WHAT YOU SHOULD DO:
Lines containing the string "области" are to be counted; report only how many there are.
# # # #
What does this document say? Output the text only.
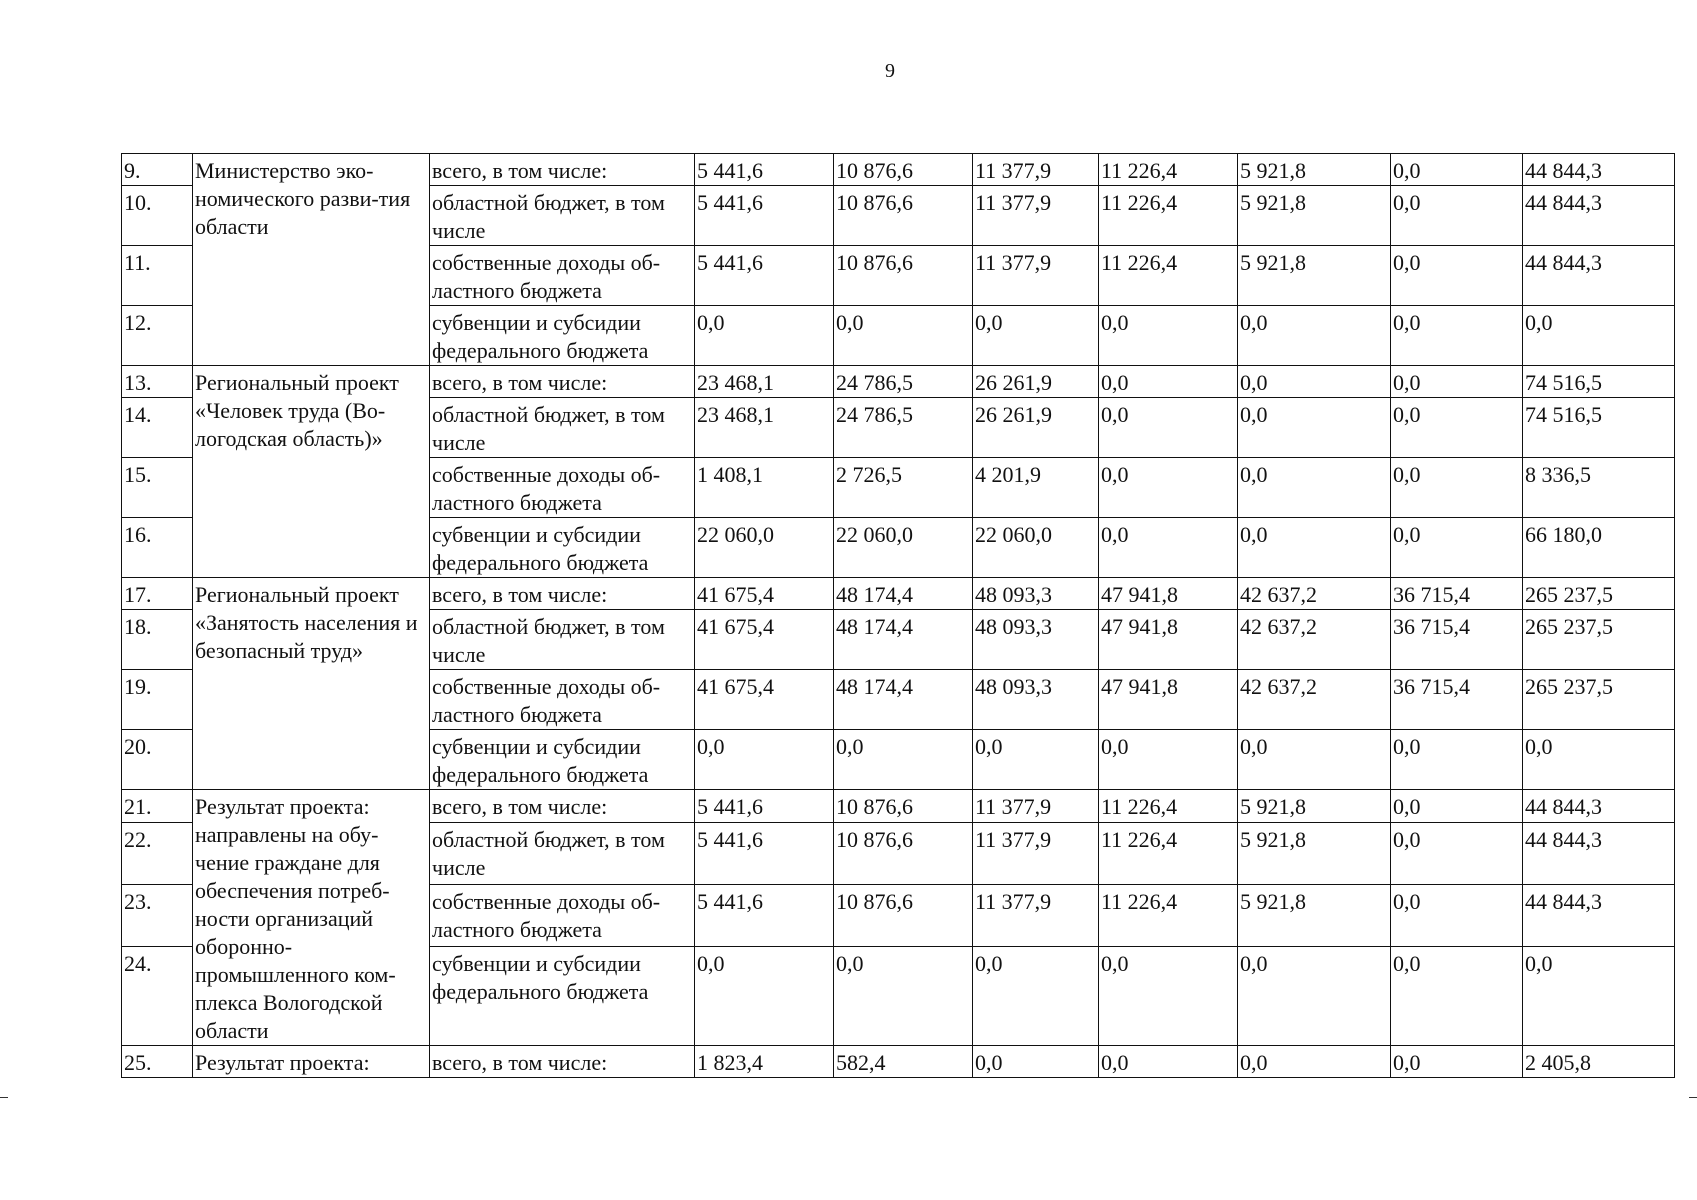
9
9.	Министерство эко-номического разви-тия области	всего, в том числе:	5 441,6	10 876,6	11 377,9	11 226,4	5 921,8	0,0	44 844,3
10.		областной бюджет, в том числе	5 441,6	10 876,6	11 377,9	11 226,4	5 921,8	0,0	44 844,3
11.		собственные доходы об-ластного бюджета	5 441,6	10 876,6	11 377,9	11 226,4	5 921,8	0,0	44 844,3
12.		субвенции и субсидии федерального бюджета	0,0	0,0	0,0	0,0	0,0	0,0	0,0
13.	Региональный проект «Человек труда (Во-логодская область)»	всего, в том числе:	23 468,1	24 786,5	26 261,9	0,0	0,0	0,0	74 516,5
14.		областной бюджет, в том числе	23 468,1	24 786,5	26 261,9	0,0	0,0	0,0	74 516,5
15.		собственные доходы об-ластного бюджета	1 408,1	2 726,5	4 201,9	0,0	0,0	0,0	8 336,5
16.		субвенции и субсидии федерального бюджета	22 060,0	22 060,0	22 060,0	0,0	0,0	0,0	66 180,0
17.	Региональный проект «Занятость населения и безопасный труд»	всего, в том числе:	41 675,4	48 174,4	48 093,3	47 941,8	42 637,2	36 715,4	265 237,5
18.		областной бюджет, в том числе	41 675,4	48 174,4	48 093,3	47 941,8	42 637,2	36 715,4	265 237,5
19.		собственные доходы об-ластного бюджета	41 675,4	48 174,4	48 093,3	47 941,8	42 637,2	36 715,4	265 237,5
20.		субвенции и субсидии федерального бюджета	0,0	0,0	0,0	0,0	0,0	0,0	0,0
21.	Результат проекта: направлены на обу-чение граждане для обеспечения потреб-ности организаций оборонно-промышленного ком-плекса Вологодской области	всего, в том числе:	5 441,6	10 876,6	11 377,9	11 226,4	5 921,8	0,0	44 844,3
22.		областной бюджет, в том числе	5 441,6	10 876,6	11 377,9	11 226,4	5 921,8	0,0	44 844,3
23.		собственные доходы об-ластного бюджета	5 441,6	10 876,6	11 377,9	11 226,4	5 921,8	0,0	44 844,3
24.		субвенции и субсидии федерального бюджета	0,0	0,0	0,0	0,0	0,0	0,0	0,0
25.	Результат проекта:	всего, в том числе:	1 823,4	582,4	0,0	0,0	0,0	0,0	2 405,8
# # # #
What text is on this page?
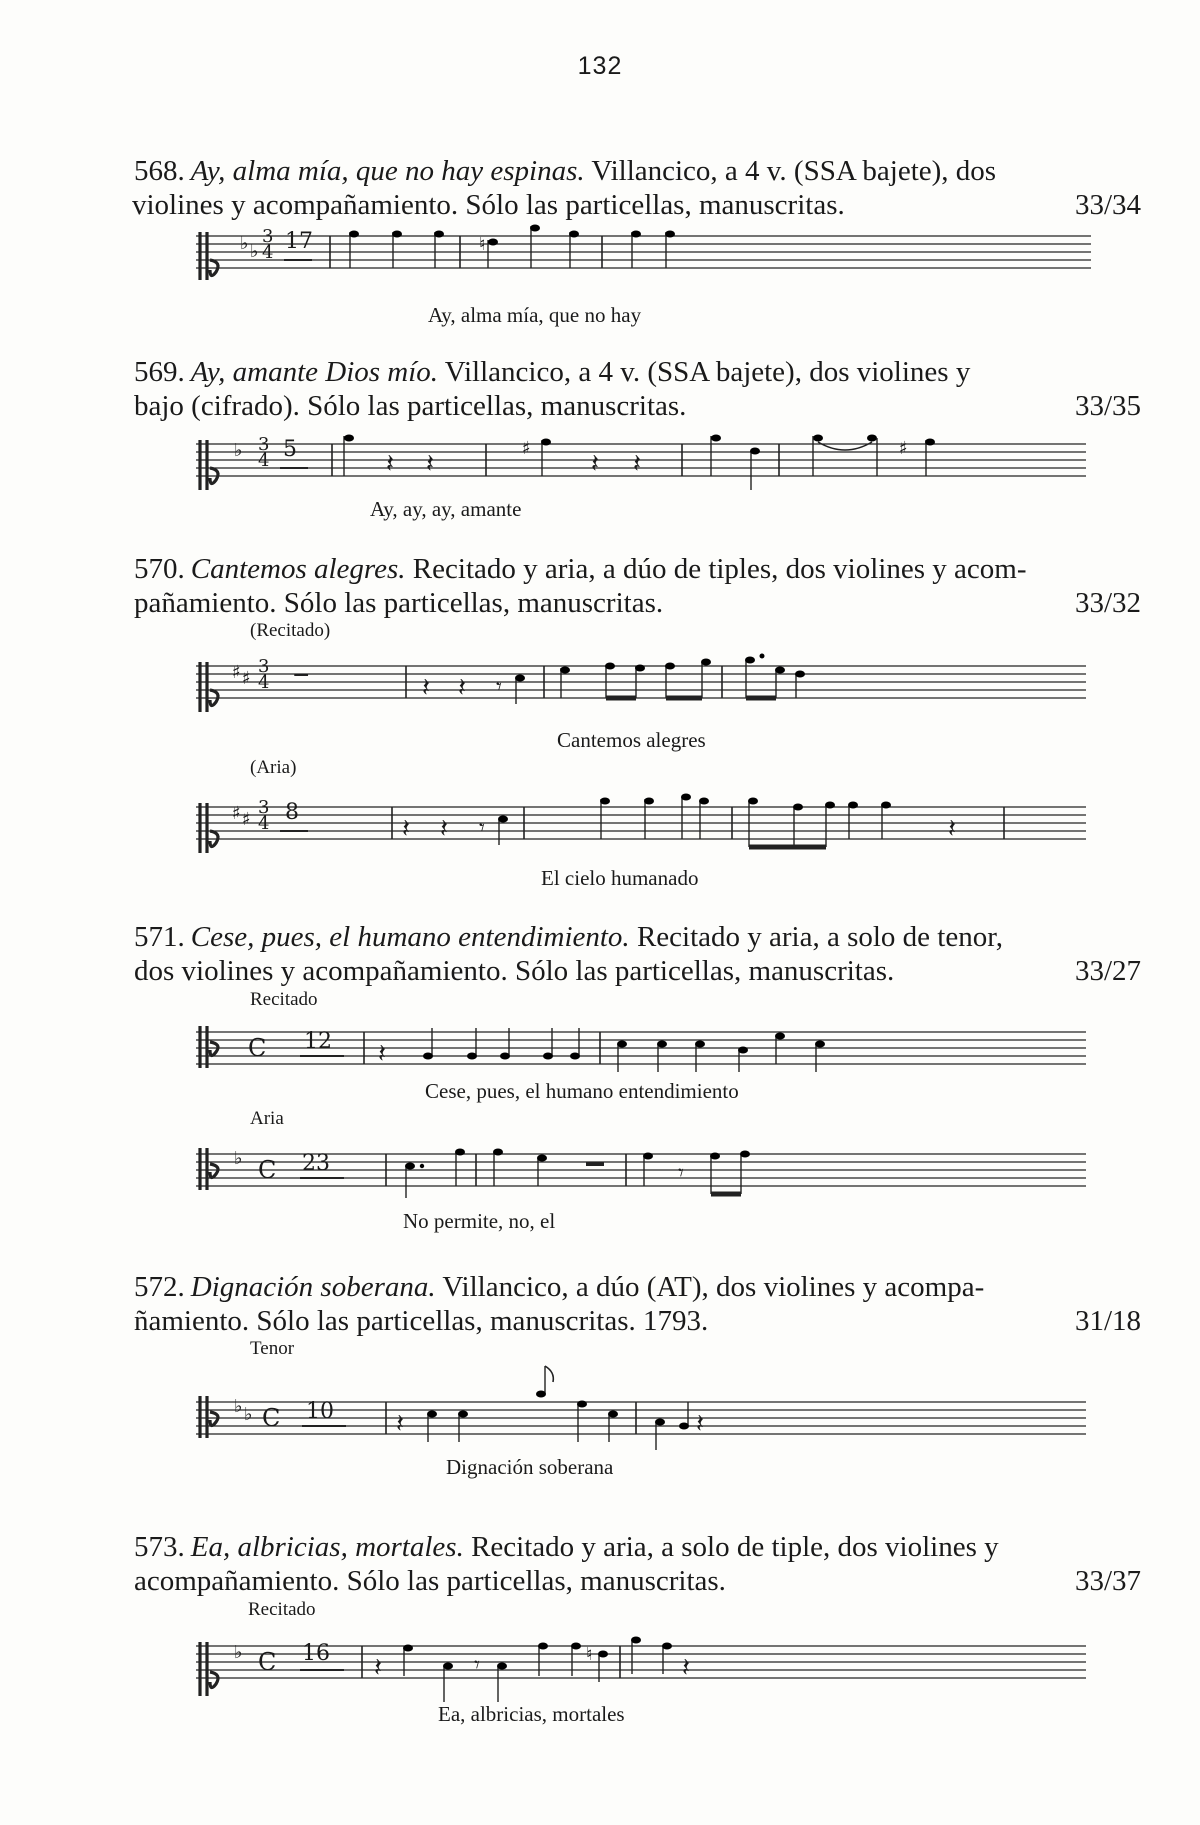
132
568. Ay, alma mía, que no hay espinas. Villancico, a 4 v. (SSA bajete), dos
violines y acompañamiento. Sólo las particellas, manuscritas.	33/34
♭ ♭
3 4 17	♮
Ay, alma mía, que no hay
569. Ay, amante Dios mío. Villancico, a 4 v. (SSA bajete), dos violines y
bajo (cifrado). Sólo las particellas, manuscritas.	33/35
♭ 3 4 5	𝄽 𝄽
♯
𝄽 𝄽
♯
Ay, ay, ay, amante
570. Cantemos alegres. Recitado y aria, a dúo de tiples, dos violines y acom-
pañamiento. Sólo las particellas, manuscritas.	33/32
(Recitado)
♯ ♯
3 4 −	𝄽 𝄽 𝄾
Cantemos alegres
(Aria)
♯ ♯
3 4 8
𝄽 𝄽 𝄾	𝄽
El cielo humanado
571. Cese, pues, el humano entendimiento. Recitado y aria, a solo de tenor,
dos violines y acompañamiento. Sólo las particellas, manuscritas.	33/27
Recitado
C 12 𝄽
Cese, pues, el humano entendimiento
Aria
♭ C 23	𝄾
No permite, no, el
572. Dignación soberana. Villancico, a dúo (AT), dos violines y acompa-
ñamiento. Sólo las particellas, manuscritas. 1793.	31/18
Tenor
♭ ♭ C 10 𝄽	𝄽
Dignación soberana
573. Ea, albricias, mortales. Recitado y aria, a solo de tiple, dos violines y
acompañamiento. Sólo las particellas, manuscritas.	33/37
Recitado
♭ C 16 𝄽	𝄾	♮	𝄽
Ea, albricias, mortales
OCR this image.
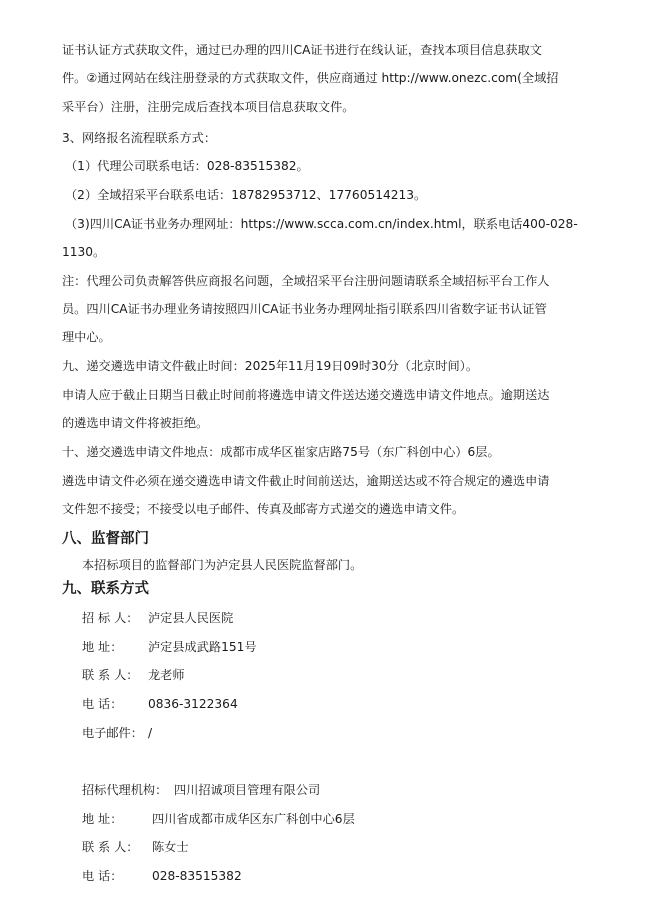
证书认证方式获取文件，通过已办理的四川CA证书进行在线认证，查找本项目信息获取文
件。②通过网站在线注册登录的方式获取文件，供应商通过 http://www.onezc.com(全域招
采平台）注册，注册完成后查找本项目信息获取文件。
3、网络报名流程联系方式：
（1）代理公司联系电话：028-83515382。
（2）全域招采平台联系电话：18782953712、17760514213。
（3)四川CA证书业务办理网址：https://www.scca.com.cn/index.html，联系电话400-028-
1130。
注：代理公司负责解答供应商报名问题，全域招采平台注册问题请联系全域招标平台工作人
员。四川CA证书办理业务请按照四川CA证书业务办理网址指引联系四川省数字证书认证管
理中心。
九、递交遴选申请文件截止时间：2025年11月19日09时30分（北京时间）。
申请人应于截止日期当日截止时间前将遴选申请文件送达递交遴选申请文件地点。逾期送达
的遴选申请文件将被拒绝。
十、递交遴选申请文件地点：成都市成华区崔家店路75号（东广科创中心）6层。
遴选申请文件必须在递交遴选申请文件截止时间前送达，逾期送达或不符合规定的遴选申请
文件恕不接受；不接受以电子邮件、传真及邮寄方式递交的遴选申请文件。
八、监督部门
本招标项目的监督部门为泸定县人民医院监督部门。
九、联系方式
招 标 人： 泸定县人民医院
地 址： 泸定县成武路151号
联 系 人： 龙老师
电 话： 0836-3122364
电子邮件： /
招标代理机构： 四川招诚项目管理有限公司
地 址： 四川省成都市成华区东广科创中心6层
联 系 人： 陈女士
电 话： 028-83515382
# # # #
SOLUTION TO THIS TASK:
2